# DESCRIPTION OF THE TASK:
Copy out every line of the data exactly.

# MATERIAL SUPPLIED:
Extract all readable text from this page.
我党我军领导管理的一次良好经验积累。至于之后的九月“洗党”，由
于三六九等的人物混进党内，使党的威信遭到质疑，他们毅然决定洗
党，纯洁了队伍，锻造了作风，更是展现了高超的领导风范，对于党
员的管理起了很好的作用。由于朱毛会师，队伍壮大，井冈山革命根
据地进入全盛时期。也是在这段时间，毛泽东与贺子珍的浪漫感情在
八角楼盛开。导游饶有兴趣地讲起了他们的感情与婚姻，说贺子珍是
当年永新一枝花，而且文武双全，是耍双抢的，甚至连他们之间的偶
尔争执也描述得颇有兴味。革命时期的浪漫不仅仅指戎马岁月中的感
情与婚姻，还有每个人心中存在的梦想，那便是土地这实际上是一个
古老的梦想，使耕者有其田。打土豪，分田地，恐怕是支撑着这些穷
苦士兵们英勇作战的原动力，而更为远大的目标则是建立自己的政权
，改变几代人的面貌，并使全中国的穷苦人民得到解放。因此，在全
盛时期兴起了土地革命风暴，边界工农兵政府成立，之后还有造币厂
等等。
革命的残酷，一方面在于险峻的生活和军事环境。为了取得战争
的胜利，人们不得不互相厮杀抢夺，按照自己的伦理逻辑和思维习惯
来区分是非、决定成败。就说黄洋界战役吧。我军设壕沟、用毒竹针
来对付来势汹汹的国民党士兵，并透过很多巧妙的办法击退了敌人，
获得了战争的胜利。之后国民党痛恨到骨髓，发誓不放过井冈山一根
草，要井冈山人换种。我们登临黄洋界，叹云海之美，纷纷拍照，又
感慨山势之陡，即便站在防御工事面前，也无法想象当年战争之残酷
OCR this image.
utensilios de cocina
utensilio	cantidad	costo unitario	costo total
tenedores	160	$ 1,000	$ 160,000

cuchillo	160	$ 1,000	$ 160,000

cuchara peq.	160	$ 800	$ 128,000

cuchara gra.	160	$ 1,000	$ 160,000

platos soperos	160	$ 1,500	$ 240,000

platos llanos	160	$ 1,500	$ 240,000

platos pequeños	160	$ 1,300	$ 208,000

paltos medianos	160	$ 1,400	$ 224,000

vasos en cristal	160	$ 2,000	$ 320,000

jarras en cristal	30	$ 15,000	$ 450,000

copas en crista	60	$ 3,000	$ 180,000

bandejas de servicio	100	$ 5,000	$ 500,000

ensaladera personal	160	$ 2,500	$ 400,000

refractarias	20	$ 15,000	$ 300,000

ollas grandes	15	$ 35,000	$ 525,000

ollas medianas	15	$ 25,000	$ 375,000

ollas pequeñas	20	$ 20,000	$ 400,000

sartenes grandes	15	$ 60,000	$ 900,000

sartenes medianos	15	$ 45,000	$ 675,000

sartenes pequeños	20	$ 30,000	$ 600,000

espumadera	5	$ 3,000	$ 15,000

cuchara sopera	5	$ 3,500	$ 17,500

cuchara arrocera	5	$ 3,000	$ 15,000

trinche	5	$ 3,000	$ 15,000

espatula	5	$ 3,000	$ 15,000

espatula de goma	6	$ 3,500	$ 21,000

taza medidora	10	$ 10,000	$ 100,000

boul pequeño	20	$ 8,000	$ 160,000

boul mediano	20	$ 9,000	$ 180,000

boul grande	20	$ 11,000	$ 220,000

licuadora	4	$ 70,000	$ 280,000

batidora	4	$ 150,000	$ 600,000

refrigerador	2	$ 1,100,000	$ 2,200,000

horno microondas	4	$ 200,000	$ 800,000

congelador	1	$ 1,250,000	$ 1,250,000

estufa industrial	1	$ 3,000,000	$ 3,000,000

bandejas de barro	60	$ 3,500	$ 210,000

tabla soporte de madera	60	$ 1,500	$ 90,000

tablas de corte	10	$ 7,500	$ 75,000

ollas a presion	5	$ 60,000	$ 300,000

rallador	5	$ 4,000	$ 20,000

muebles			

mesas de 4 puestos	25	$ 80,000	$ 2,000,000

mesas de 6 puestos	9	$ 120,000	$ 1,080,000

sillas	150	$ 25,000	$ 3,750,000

# OUTPUT OF THE EXERCISE:
Extract all readable text from this page.
我党我军领导管理的一次良好经验积累。至于之后的九月“洗党”，由
于三六九等的人物混进党内，使党的威信遭到质疑，他们毅然决定洗
党，纯洁了队伍，锻造了作风，更是展现了高超的领导风范，对于党
员的管理起了很好的作用。由于朱毛会师，队伍壮大，井冈山革命根
据地进入全盛时期。也是在这段时间，毛泽东与贺子珍的浪漫感情在
八角楼盛开。导游饶有兴趣地讲起了他们的感情与婚姻，说贺子珍是
当年永新一枝花，而且文武双全，是耍双抢的，甚至连他们之间的偶
尔争执也描述得颇有兴味。革命时期的浪漫不仅仅指戎马岁月中的感
情与婚姻，还有每个人心中存在的梦想，那便是土地这实际上是一个
古老的梦想，使耕者有其田。打土豪，分田地，恐怕是支撑着这些穷
苦士兵们英勇作战的原动力，而更为远大的目标则是建立自己的政权
，改变几代人的面貌，并使全中国的穷苦人民得到解放。因此，在全
盛时期兴起了土地革命风暴，边界工农兵政府成立，之后还有造币厂
等等。
革命的残酷，一方面在于险峻的生活和军事环境。为了取得战争
的胜利，人们不得不互相厮杀抢夺，按照自己的伦理逻辑和思维习惯
来区分是非、决定成败。就说黄洋界战役吧。我军设壕沟、用毒竹针
来对付来势汹汹的国民党士兵，并透过很多巧妙的办法击退了敌人，
获得了战争的胜利。之后国民党痛恨到骨髓，发誓不放过井冈山一根
草，要井冈山人换种。我们登临黄洋界，叹云海之美，纷纷拍照，又
感慨山势之陡，即便站在防御工事面前，也无法想象当年战争之残酷
OCR this image.
utensilios de cocina
utensilio	cantidad	costo unitario	costo total
tenedores	160	$ 1,000	$ 160,000

cuchillo	160	$ 1,000	$ 160,000

cuchara peq.	160	$ 800	$ 128,000

cuchara gra.	160	$ 1,000	$ 160,000

platos soperos	160	$ 1,500	$ 240,000

platos llanos	160	$ 1,500	$ 240,000

platos pequeños	160	$ 1,300	$ 208,000

paltos medianos	160	$ 1,400	$ 224,000

vasos en cristal	160	$ 2,000	$ 320,000

jarras en cristal	30	$ 15,000	$ 450,000

copas en crista	60	$ 3,000	$ 180,000

bandejas de servicio	100	$ 5,000	$ 500,000

ensaladera personal	160	$ 2,500	$ 400,000

refractarias	20	$ 15,000	$ 300,000

ollas grandes	15	$ 35,000	$ 525,000

ollas medianas	15	$ 25,000	$ 375,000

ollas pequeñas	20	$ 20,000	$ 400,000

sartenes grandes	15	$ 60,000	$ 900,000

sartenes medianos	15	$ 45,000	$ 675,000

sartenes pequeños	20	$ 30,000	$ 600,000

espumadera	5	$ 3,000	$ 15,000

cuchara sopera	5	$ 3,500	$ 17,500

cuchara arrocera	5	$ 3,000	$ 15,000

trinche	5	$ 3,000	$ 15,000

espatula	5	$ 3,000	$ 15,000

espatula de goma	6	$ 3,500	$ 21,000

taza medidora	10	$ 10,000	$ 100,000

boul pequeño	20	$ 8,000	$ 160,000

boul mediano	20	$ 9,000	$ 180,000

boul grande	20	$ 11,000	$ 220,000

licuadora	4	$ 70,000	$ 280,000

batidora	4	$ 150,000	$ 600,000

refrigerador	2	$ 1,100,000	$ 2,200,000

horno microondas	4	$ 200,000	$ 800,000

congelador	1	$ 1,250,000	$ 1,250,000

estufa industrial	1	$ 3,000,000	$ 3,000,000

bandejas de barro	60	$ 3,500	$ 210,000

tabla soporte de madera	60	$ 1,500	$ 90,000

tablas de corte	10	$ 7,500	$ 75,000

ollas a presion	5	$ 60,000	$ 300,000

rallador	5	$ 4,000	$ 20,000

muebles			

mesas de 4 puestos	25	$ 80,000	$ 2,000,000

mesas de 6 puestos	9	$ 120,000	$ 1,080,000

sillas	150	$ 25,000	$ 3,750,000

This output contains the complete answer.